• [Work required]
Pick out the lines in the listing below that contain the word "this" and copy them.

Collected data entries
--*--
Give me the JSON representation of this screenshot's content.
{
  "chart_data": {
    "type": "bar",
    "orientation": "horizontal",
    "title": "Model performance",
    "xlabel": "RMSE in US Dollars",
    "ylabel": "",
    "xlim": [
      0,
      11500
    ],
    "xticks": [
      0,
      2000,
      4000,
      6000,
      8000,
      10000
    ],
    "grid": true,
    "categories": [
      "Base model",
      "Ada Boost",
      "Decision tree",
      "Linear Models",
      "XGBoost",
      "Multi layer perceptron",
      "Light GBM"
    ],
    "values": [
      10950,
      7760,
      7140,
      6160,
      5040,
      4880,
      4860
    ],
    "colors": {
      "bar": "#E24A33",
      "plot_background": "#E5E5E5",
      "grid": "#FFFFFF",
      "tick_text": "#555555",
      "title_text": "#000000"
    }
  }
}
--*--
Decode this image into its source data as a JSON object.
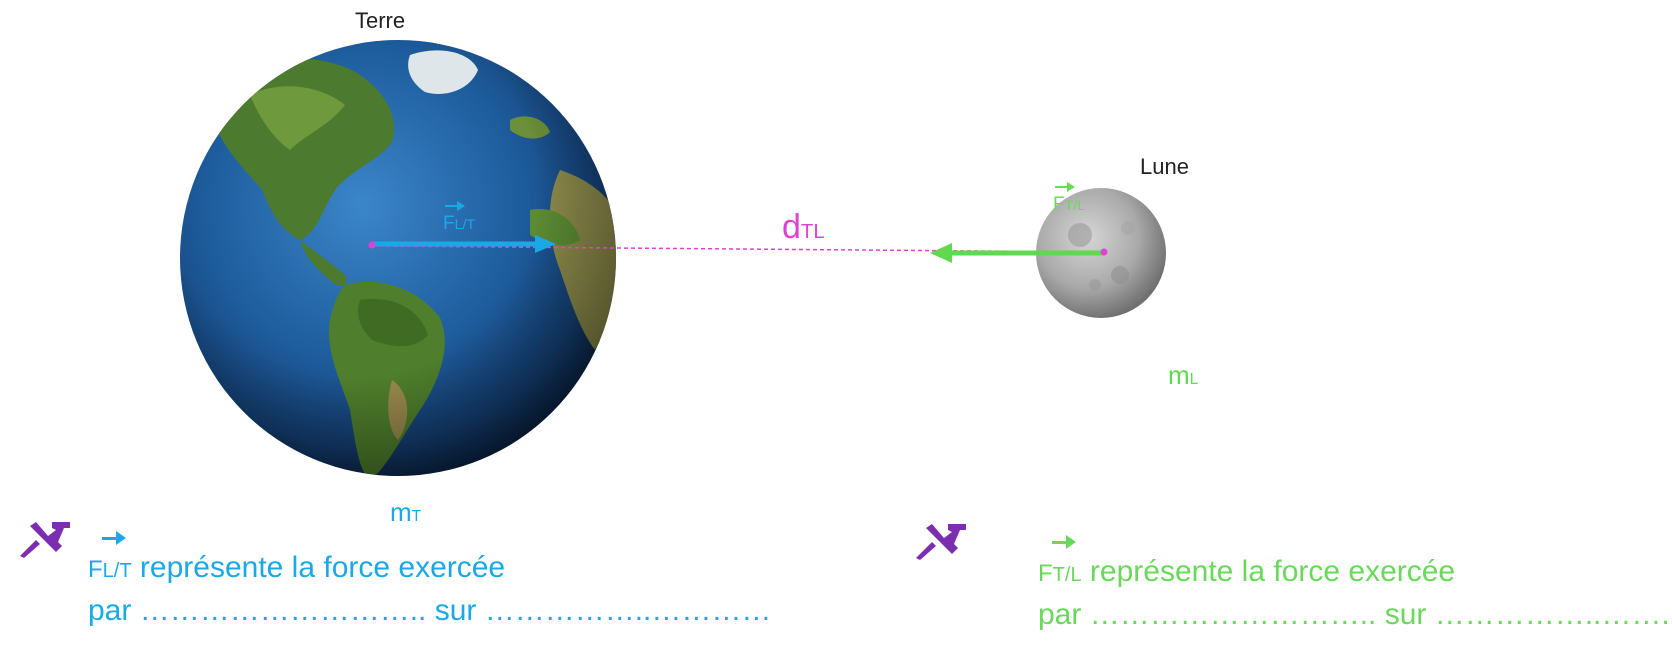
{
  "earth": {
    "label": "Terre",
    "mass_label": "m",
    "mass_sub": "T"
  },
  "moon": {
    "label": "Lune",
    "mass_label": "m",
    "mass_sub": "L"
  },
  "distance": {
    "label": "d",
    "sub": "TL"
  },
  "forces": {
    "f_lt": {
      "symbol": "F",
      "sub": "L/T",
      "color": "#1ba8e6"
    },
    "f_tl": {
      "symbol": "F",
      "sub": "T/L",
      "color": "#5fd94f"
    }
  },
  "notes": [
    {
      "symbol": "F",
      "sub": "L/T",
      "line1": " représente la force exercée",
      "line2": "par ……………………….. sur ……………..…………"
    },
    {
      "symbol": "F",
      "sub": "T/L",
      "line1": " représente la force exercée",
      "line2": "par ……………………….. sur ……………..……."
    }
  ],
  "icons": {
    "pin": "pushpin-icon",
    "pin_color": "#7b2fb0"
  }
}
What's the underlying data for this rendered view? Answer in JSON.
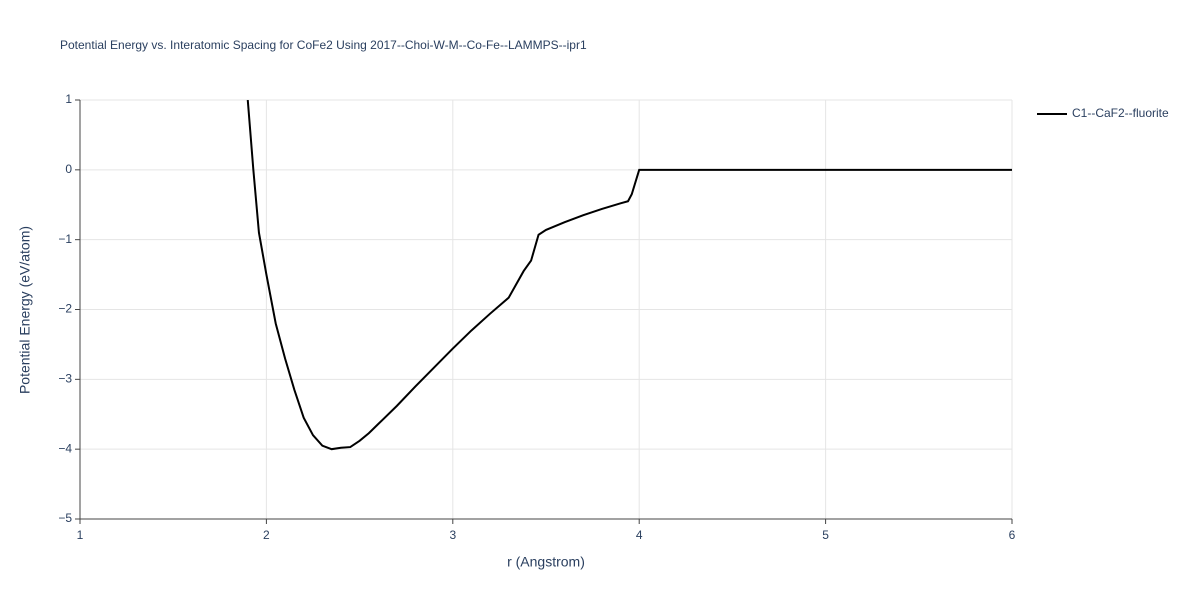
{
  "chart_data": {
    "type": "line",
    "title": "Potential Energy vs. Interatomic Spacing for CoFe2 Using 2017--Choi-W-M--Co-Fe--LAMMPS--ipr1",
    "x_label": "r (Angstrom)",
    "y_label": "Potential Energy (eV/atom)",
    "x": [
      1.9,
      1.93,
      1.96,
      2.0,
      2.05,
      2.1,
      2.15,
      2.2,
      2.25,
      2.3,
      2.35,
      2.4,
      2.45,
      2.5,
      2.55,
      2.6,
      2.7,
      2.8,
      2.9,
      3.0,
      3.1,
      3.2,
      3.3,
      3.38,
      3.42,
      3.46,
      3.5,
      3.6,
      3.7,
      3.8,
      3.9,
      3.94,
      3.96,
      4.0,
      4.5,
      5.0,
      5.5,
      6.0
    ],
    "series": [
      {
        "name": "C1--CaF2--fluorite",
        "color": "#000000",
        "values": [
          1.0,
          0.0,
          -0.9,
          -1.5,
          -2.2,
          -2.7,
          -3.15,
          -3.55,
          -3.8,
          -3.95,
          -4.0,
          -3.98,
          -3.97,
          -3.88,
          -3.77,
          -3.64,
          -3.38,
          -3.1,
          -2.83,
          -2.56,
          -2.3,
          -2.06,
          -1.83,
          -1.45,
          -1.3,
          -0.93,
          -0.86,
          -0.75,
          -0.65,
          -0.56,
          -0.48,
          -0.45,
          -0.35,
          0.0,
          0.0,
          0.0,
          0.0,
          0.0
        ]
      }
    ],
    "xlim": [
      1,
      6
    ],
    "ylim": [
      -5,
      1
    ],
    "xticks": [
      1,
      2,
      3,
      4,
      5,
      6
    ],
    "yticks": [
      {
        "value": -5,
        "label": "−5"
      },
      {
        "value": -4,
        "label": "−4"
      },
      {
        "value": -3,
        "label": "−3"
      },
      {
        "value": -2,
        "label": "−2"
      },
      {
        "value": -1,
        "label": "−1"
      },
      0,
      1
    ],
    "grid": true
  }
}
--*--
• [Result below]
Give me the JSON representation of this screenshot's content.
Decode this image into its source data as a JSON object.
What's the underlying data for this rendered view? Answer in JSON.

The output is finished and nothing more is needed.